■ WRITTEN EXERCISE: How many lines of these entries hold the string "EXIT"? Reply with the number alone.

─── MATERIAL ───

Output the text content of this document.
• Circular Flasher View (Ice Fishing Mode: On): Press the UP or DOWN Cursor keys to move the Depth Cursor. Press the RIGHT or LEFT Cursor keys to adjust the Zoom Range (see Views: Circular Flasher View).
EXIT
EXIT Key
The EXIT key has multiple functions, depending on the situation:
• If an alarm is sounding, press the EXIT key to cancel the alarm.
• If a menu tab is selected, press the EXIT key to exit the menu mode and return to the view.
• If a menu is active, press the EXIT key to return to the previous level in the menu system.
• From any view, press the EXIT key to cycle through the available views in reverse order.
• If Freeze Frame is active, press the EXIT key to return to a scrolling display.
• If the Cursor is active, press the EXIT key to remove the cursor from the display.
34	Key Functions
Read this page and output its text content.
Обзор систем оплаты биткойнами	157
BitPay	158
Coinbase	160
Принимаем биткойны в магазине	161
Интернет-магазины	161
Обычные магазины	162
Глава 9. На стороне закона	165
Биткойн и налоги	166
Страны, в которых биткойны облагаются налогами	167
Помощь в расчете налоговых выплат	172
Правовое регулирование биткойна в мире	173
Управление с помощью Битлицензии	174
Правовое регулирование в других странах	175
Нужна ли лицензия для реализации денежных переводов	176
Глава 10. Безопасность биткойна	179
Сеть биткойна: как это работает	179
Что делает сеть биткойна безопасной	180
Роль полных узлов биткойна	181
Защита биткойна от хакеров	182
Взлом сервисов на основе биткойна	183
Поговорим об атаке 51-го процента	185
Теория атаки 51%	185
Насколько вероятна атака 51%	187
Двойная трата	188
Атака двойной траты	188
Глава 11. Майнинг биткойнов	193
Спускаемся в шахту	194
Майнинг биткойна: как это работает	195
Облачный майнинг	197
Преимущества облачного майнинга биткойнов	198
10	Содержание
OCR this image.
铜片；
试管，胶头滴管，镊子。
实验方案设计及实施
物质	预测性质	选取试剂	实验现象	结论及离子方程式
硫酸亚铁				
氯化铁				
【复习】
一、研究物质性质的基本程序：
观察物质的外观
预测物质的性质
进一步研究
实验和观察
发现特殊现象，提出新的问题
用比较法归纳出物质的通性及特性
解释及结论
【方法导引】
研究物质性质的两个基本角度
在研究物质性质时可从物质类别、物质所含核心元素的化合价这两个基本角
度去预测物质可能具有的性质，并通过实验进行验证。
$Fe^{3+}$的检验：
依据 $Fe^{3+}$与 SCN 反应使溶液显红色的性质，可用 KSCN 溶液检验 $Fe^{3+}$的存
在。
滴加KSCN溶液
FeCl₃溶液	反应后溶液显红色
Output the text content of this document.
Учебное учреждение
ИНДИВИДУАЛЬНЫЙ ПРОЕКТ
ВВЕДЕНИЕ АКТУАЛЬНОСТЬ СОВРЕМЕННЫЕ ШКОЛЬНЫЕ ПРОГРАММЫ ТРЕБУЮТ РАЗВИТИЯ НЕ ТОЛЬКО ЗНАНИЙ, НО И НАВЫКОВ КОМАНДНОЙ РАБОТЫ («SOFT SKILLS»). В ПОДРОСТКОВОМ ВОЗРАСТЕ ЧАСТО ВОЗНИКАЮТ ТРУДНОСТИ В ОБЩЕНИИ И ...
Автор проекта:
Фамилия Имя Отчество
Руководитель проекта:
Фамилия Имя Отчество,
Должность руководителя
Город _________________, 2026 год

───

■ EXERCISE OUTPUT: 9